Give every entry again, word for word.

__Data records__.

::::::::::

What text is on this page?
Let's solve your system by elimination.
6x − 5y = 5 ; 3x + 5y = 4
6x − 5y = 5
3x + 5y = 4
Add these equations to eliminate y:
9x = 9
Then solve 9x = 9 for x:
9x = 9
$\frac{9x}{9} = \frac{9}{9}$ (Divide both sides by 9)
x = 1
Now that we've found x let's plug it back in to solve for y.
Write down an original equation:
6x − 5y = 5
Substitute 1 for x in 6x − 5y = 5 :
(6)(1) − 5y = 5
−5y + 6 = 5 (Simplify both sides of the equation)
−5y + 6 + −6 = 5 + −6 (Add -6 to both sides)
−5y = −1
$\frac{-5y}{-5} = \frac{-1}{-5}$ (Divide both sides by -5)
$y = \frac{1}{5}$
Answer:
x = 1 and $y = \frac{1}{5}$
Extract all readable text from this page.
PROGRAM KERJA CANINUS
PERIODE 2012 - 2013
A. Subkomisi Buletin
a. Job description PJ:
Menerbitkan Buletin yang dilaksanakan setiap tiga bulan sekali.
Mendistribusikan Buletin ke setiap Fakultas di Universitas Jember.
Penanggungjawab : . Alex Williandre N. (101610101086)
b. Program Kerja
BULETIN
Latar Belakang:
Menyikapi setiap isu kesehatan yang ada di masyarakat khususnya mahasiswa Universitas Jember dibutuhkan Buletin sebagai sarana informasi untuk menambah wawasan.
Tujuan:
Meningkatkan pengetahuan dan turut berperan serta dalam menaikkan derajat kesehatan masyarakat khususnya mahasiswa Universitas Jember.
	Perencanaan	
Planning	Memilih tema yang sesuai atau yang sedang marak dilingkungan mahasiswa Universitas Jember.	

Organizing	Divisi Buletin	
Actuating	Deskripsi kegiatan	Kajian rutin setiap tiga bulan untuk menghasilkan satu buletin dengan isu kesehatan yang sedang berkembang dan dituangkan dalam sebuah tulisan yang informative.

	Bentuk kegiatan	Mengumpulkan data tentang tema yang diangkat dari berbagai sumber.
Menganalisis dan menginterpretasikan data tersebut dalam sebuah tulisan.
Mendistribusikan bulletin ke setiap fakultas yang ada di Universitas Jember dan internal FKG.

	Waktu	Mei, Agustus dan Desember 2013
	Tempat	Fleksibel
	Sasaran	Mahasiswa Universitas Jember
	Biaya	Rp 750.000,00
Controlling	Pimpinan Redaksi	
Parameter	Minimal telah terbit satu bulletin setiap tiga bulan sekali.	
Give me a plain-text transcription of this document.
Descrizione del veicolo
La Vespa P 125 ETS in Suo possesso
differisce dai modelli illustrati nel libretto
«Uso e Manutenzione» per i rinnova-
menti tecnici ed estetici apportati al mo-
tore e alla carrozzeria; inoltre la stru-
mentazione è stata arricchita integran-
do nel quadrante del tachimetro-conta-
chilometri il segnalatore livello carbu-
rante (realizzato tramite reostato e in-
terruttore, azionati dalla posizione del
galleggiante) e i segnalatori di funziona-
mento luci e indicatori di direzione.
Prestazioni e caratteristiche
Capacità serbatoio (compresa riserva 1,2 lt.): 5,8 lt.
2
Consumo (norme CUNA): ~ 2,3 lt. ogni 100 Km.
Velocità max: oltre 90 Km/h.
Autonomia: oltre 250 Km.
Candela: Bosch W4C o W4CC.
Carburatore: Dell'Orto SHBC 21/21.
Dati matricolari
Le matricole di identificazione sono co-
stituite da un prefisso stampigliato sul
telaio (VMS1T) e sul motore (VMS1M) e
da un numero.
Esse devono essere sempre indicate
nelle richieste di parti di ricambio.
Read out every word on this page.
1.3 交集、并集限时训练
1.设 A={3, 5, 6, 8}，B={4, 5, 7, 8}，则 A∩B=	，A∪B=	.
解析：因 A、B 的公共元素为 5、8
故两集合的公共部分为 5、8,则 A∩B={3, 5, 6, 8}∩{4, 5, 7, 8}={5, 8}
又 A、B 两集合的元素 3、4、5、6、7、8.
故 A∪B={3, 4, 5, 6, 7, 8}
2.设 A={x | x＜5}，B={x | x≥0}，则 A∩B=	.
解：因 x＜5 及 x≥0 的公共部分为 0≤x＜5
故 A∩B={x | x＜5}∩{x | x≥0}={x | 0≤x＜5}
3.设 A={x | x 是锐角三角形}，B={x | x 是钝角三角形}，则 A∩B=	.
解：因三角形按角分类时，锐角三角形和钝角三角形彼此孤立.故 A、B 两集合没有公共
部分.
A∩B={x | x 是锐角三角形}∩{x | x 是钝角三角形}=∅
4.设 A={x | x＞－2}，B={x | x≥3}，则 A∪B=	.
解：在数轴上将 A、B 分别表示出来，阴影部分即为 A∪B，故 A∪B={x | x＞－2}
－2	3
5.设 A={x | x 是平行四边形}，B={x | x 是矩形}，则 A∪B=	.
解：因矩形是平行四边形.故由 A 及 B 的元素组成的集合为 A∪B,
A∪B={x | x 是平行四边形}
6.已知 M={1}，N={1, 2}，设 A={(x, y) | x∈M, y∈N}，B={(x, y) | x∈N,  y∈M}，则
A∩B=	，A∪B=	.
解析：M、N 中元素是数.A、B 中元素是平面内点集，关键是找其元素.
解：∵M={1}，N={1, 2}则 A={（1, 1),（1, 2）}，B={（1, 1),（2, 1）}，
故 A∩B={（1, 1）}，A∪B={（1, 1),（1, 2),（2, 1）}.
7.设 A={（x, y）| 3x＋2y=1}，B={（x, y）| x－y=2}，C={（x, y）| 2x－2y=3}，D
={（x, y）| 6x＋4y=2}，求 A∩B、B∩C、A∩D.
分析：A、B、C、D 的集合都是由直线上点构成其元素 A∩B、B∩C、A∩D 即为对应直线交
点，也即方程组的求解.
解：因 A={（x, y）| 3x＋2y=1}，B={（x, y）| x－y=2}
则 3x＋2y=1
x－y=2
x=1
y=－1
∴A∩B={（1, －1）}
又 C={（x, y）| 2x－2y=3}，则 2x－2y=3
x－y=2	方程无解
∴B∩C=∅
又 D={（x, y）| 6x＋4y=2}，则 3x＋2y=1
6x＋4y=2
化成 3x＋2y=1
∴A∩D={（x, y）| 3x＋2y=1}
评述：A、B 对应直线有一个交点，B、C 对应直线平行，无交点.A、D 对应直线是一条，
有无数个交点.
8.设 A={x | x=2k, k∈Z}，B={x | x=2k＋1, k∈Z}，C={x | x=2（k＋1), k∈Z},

::::::::::

__Response for this exercise__.
What text is on this page?
Let's solve your system by elimination.
6x − 5y = 5 ; 3x + 5y = 4
6x − 5y = 5
3x + 5y = 4
Add these equations to eliminate y:
9x = 9
Then solve 9x = 9 for x:
9x = 9
$\frac{9x}{9} = \frac{9}{9}$ (Divide both sides by 9)
x = 1
Now that we've found x let's plug it back in to solve for y.
Write down an original equation:
6x − 5y = 5
Substitute 1 for x in 6x − 5y = 5 :
(6)(1) − 5y = 5
−5y + 6 = 5 (Simplify both sides of the equation)
−5y + 6 + −6 = 5 + −6 (Add -6 to both sides)
−5y = −1
$\frac{-5y}{-5} = \frac{-1}{-5}$ (Divide both sides by -5)
$y = \frac{1}{5}$
Answer:
x = 1 and $y = \frac{1}{5}$
Extract all readable text from this page.
PROGRAM KERJA CANINUS
PERIODE 2012 - 2013
A. Subkomisi Buletin
a. Job description PJ:
Menerbitkan Buletin yang dilaksanakan setiap tiga bulan sekali.
Mendistribusikan Buletin ke setiap Fakultas di Universitas Jember.
Penanggungjawab : . Alex Williandre N. (101610101086)
b. Program Kerja
BULETIN
Latar Belakang:
Menyikapi setiap isu kesehatan yang ada di masyarakat khususnya mahasiswa Universitas Jember dibutuhkan Buletin sebagai sarana informasi untuk menambah wawasan.
Tujuan:
Meningkatkan pengetahuan dan turut berperan serta dalam menaikkan derajat kesehatan masyarakat khususnya mahasiswa Universitas Jember.
	Perencanaan	
Planning	Memilih tema yang sesuai atau yang sedang marak dilingkungan mahasiswa Universitas Jember.	

Organizing	Divisi Buletin	
Actuating	Deskripsi kegiatan	Kajian rutin setiap tiga bulan untuk menghasilkan satu buletin dengan isu kesehatan yang sedang berkembang dan dituangkan dalam sebuah tulisan yang informative.

	Bentuk kegiatan	Mengumpulkan data tentang tema yang diangkat dari berbagai sumber.
Menganalisis dan menginterpretasikan data tersebut dalam sebuah tulisan.
Mendistribusikan bulletin ke setiap fakultas yang ada di Universitas Jember dan internal FKG.

	Waktu	Mei, Agustus dan Desember 2013
	Tempat	Fleksibel
	Sasaran	Mahasiswa Universitas Jember
	Biaya	Rp 750.000,00
Controlling	Pimpinan Redaksi	
Parameter	Minimal telah terbit satu bulletin setiap tiga bulan sekali.	
Give me a plain-text transcription of this document.
Descrizione del veicolo
La Vespa P 125 ETS in Suo possesso
differisce dai modelli illustrati nel libretto
«Uso e Manutenzione» per i rinnova-
menti tecnici ed estetici apportati al mo-
tore e alla carrozzeria; inoltre la stru-
mentazione è stata arricchita integran-
do nel quadrante del tachimetro-conta-
chilometri il segnalatore livello carbu-
rante (realizzato tramite reostato e in-
terruttore, azionati dalla posizione del
galleggiante) e i segnalatori di funziona-
mento luci e indicatori di direzione.
Prestazioni e caratteristiche
Capacità serbatoio (compresa riserva 1,2 lt.): 5,8 lt.
2
Consumo (norme CUNA): ~ 2,3 lt. ogni 100 Km.
Velocità max: oltre 90 Km/h.
Autonomia: oltre 250 Km.
Candela: Bosch W4C o W4CC.
Carburatore: Dell'Orto SHBC 21/21.
Dati matricolari
Le matricole di identificazione sono co-
stituite da un prefisso stampigliato sul
telaio (VMS1T) e sul motore (VMS1M) e
da un numero.
Esse devono essere sempre indicate
nelle richieste di parti di ricambio.
Read out every word on this page.
1.3 交集、并集限时训练
1.设 A={3, 5, 6, 8}，B={4, 5, 7, 8}，则 A∩B=	，A∪B=	.
解析：因 A、B 的公共元素为 5、8
故两集合的公共部分为 5、8,则 A∩B={3, 5, 6, 8}∩{4, 5, 7, 8}={5, 8}
又 A、B 两集合的元素 3、4、5、6、7、8.
故 A∪B={3, 4, 5, 6, 7, 8}
2.设 A={x | x＜5}，B={x | x≥0}，则 A∩B=	.
解：因 x＜5 及 x≥0 的公共部分为 0≤x＜5
故 A∩B={x | x＜5}∩{x | x≥0}={x | 0≤x＜5}
3.设 A={x | x 是锐角三角形}，B={x | x 是钝角三角形}，则 A∩B=	.
解：因三角形按角分类时，锐角三角形和钝角三角形彼此孤立.故 A、B 两集合没有公共
部分.
A∩B={x | x 是锐角三角形}∩{x | x 是钝角三角形}=∅
4.设 A={x | x＞－2}，B={x | x≥3}，则 A∪B=	.
解：在数轴上将 A、B 分别表示出来，阴影部分即为 A∪B，故 A∪B={x | x＞－2}
－2	3
5.设 A={x | x 是平行四边形}，B={x | x 是矩形}，则 A∪B=	.
解：因矩形是平行四边形.故由 A 及 B 的元素组成的集合为 A∪B,
A∪B={x | x 是平行四边形}
6.已知 M={1}，N={1, 2}，设 A={(x, y) | x∈M, y∈N}，B={(x, y) | x∈N,  y∈M}，则
A∩B=	，A∪B=	.
解析：M、N 中元素是数.A、B 中元素是平面内点集，关键是找其元素.
解：∵M={1}，N={1, 2}则 A={（1, 1),（1, 2）}，B={（1, 1),（2, 1）}，
故 A∩B={（1, 1）}，A∪B={（1, 1),（1, 2),（2, 1）}.
7.设 A={（x, y）| 3x＋2y=1}，B={（x, y）| x－y=2}，C={（x, y）| 2x－2y=3}，D
={（x, y）| 6x＋4y=2}，求 A∩B、B∩C、A∩D.
分析：A、B、C、D 的集合都是由直线上点构成其元素 A∩B、B∩C、A∩D 即为对应直线交
点，也即方程组的求解.
解：因 A={（x, y）| 3x＋2y=1}，B={（x, y）| x－y=2}
则 3x＋2y=1
x－y=2
x=1
y=－1
∴A∩B={（1, －1）}
又 C={（x, y）| 2x－2y=3}，则 2x－2y=3
x－y=2	方程无解
∴B∩C=∅
又 D={（x, y）| 6x＋4y=2}，则 3x＋2y=1
6x＋4y=2
化成 3x＋2y=1
∴A∩D={（x, y）| 3x＋2y=1}
评述：A、B 对应直线有一个交点，B、C 对应直线平行，无交点.A、D 对应直线是一条，
有无数个交点.
8.设 A={x | x=2k, k∈Z}，B={x | x=2k＋1, k∈Z}，C={x | x=2（k＋1), k∈Z},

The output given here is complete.